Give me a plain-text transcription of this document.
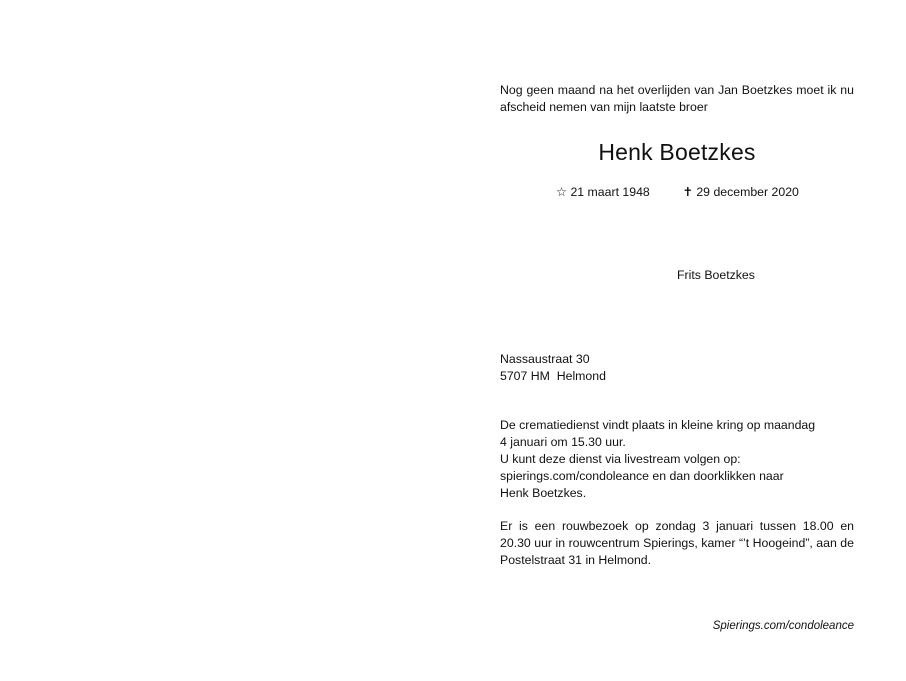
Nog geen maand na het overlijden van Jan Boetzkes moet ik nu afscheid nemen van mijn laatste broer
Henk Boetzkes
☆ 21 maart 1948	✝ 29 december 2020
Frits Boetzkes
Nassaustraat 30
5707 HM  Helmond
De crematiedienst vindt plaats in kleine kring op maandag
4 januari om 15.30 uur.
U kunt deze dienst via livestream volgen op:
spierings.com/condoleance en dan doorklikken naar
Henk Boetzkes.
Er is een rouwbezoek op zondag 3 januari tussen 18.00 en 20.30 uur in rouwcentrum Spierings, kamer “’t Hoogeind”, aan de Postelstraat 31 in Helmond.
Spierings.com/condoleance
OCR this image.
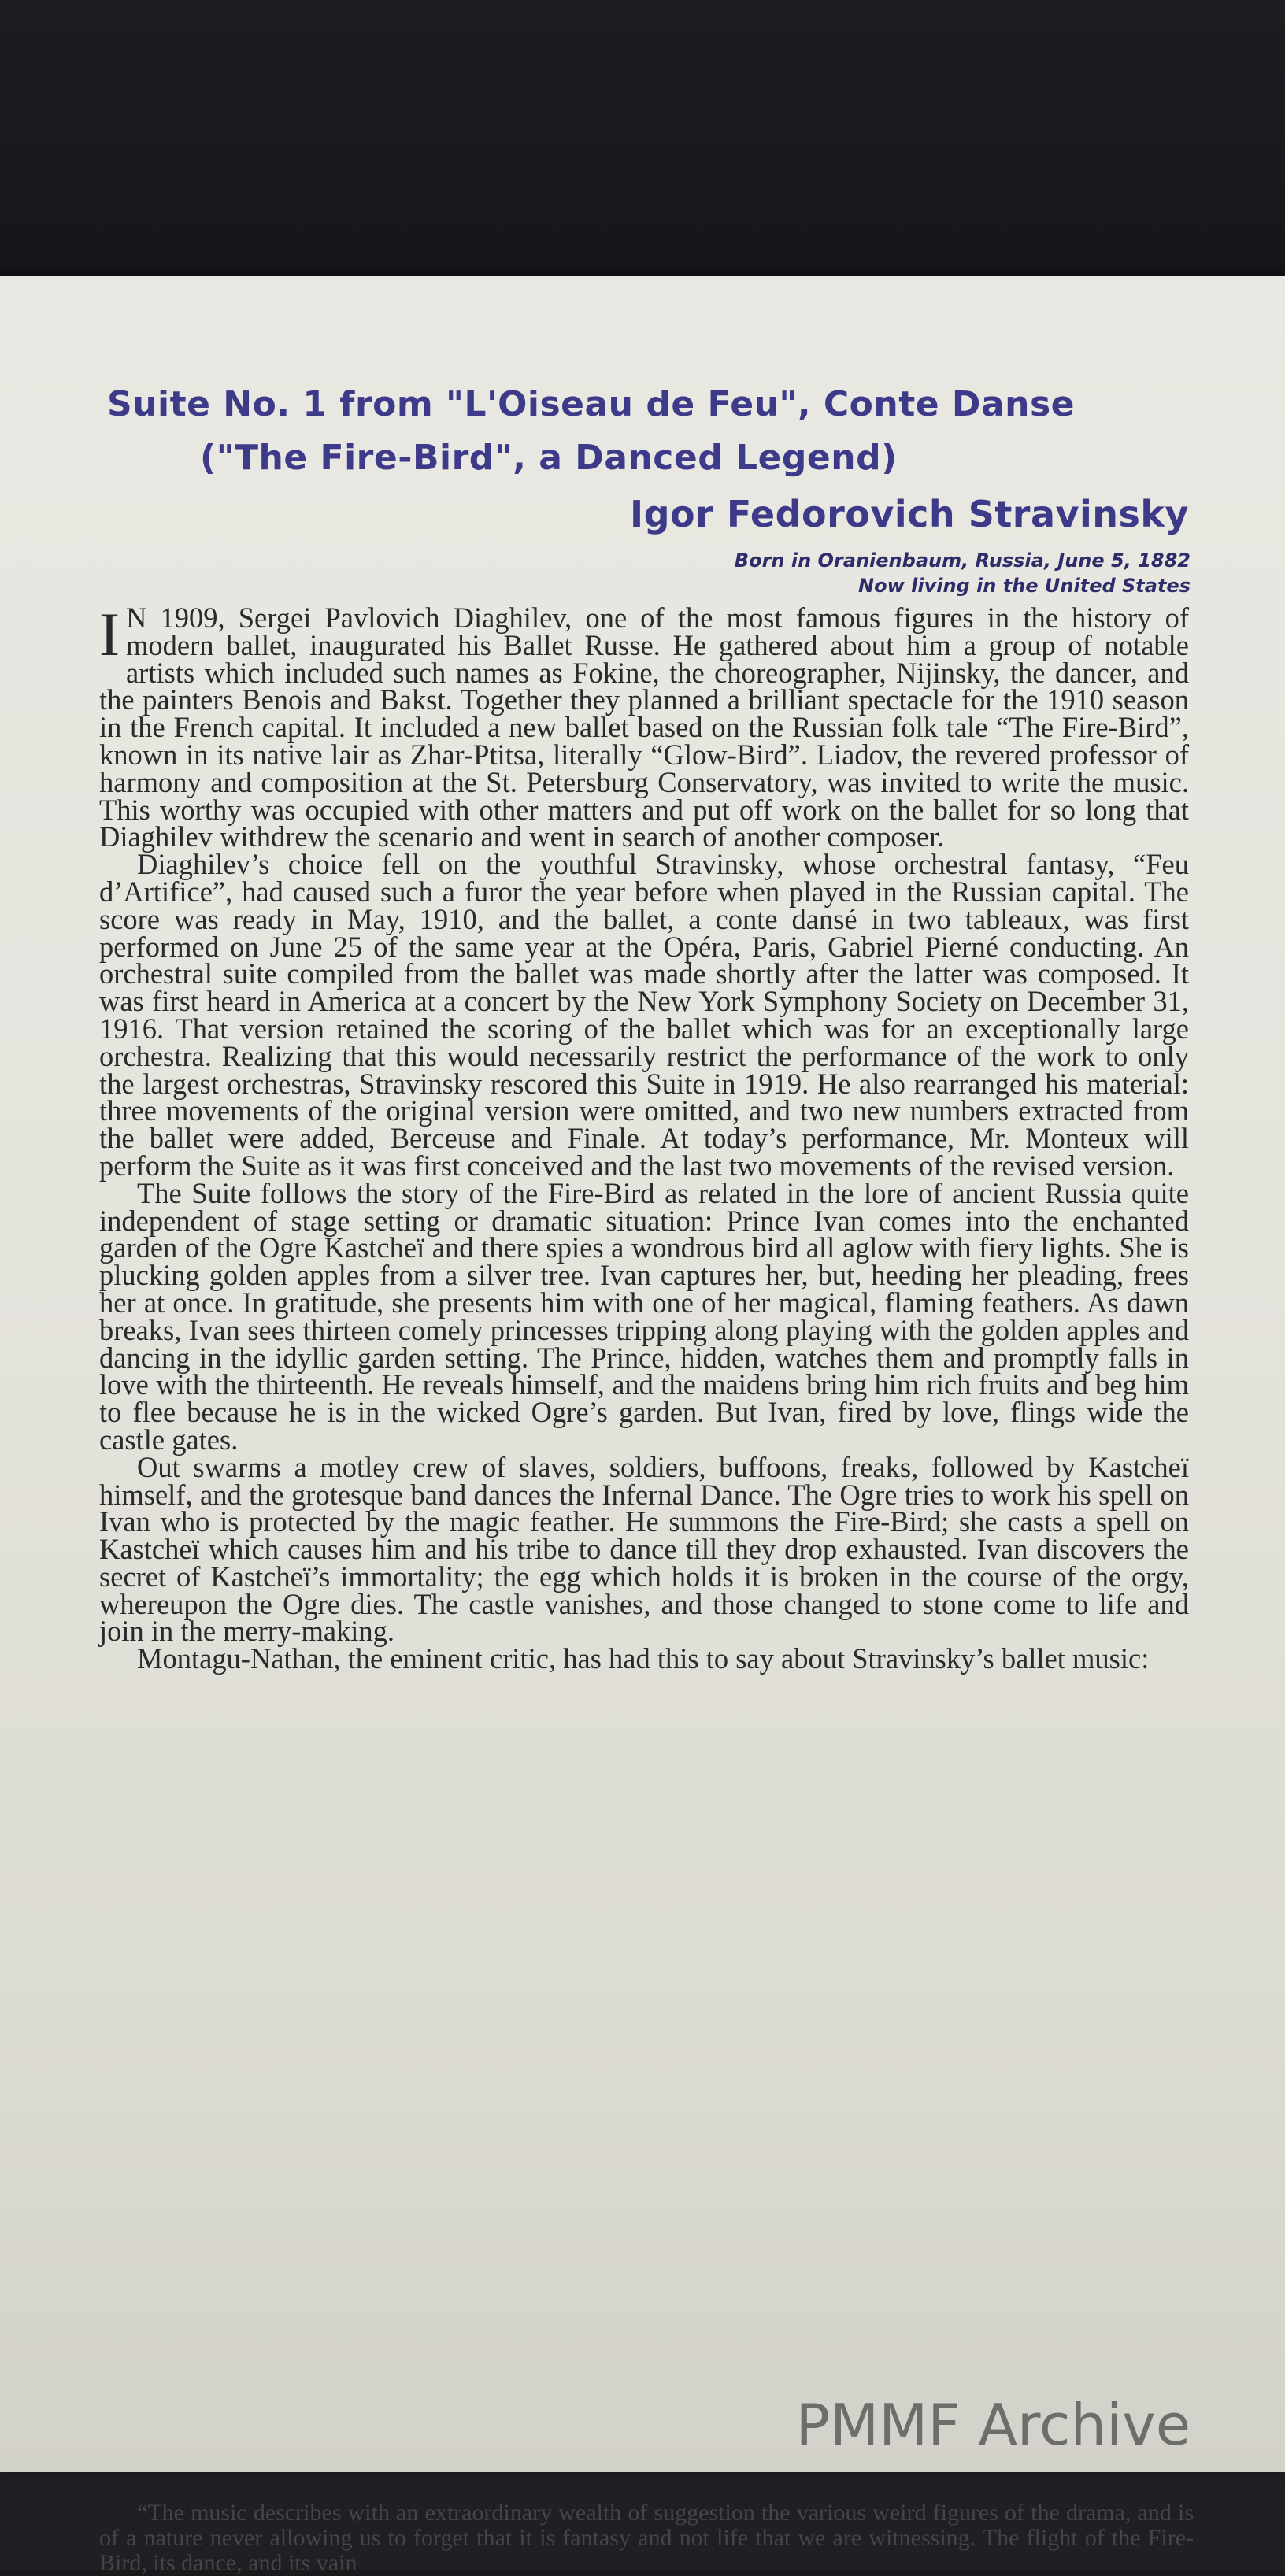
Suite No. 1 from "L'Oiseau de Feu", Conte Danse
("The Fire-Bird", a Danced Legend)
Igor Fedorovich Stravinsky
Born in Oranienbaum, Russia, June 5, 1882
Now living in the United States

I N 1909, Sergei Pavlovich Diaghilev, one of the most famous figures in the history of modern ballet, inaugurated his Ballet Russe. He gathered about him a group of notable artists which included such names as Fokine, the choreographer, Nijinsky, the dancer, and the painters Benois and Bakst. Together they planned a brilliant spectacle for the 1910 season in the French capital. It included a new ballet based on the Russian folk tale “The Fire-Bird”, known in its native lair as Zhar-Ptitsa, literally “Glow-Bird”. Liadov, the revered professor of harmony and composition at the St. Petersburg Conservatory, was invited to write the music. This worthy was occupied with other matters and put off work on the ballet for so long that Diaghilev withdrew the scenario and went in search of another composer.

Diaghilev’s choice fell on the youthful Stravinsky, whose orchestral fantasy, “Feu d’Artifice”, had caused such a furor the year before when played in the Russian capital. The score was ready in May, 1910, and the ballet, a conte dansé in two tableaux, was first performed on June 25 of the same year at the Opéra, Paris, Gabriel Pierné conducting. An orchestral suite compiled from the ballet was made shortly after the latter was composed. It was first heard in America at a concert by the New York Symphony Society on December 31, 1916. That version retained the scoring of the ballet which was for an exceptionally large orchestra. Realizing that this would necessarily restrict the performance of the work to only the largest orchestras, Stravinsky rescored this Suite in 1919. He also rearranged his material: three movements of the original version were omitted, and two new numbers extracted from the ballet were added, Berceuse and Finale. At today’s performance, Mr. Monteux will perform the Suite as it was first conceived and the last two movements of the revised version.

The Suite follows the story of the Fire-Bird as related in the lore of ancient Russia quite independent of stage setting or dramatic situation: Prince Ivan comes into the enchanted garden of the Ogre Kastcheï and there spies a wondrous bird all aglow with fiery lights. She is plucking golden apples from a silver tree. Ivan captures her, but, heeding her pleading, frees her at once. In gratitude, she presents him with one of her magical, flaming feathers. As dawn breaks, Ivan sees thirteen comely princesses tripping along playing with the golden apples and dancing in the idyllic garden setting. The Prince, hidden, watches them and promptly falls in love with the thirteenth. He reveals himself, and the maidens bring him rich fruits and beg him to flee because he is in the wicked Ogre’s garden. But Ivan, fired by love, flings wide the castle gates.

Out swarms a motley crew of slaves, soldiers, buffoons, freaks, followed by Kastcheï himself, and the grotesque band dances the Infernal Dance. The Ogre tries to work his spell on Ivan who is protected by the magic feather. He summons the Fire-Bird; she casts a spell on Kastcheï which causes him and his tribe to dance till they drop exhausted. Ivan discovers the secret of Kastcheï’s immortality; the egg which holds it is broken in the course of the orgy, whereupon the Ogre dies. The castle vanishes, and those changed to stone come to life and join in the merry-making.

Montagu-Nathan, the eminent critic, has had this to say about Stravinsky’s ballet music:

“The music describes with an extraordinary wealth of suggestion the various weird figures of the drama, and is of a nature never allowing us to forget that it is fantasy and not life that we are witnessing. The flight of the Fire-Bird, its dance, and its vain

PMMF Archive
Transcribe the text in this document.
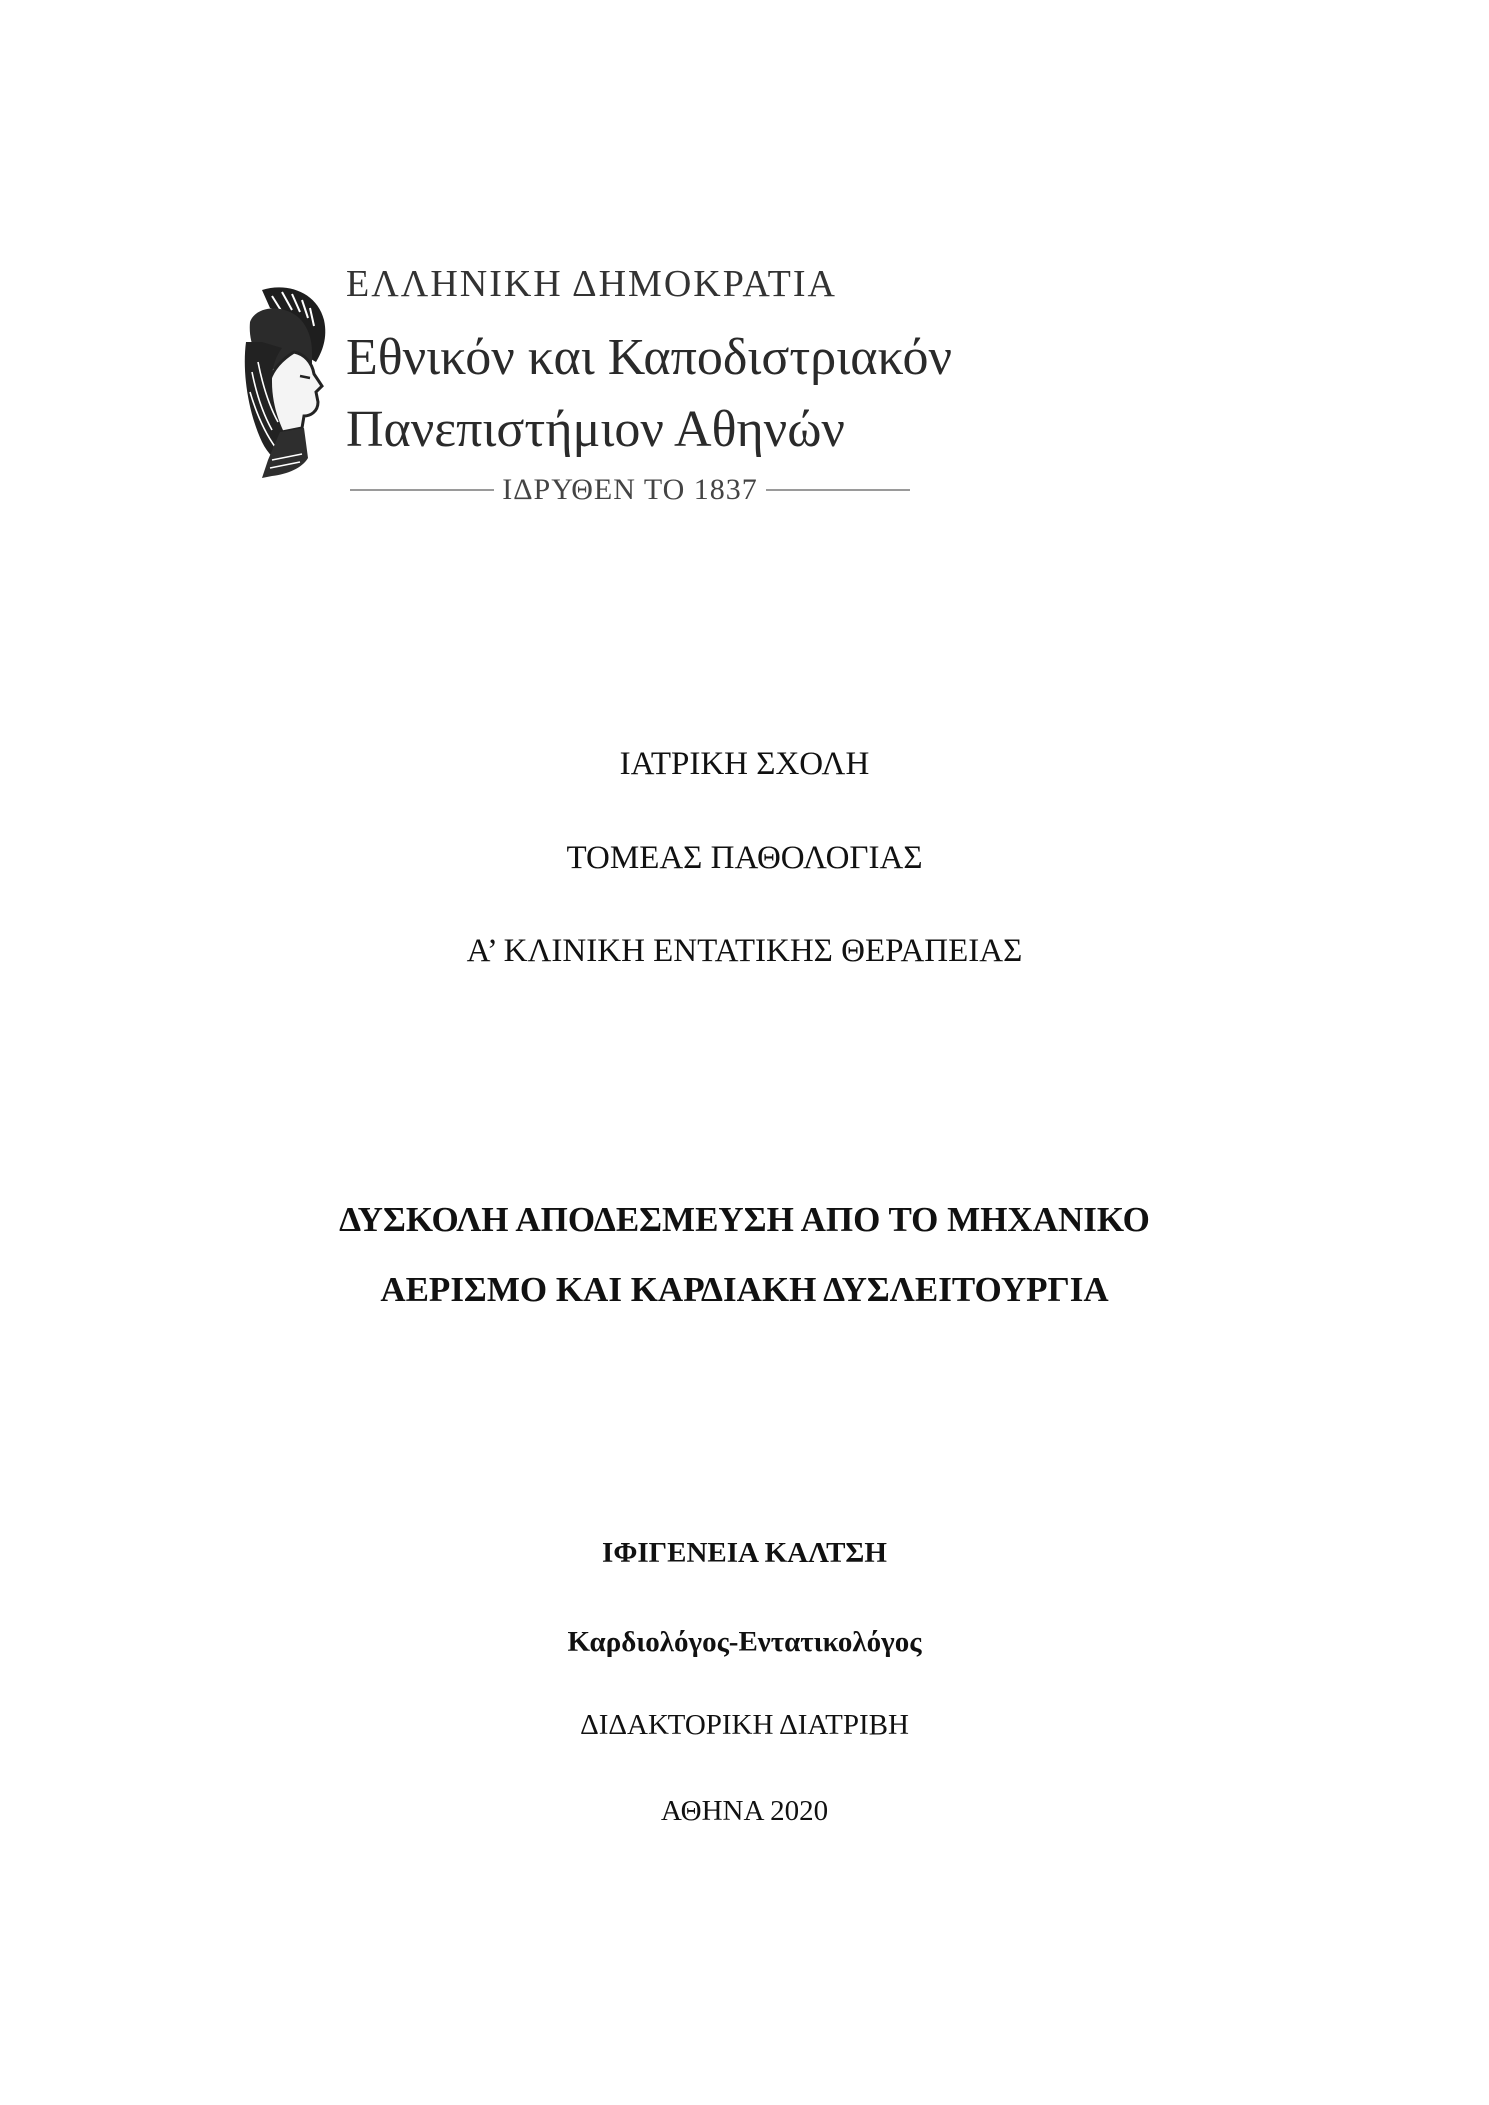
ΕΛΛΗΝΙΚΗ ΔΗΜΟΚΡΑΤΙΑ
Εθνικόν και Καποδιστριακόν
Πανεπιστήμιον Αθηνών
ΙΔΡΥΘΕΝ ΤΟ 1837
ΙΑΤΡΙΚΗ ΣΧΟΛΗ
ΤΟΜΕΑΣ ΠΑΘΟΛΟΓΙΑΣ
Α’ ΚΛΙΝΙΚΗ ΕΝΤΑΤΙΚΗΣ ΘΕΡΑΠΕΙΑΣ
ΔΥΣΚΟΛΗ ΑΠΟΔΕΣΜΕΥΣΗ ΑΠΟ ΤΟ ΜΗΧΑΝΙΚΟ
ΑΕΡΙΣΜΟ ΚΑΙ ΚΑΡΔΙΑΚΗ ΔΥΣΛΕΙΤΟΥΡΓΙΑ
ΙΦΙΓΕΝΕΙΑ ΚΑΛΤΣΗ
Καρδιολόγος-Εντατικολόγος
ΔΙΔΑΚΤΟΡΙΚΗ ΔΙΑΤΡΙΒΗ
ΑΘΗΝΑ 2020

........

== What you are asked to do ==
Gather up every line in the data above that contains the word "Helmond", copying each one.

== Solution to this exercise ==
5707 HM  Helmond
Er is een rouwbezoek op zondag 3 januari tussen 18.00 en 20.30 uur in rouwcentrum Spierings, kamer “’t Hoogeind”, aan de Postelstraat 31 in Helmond.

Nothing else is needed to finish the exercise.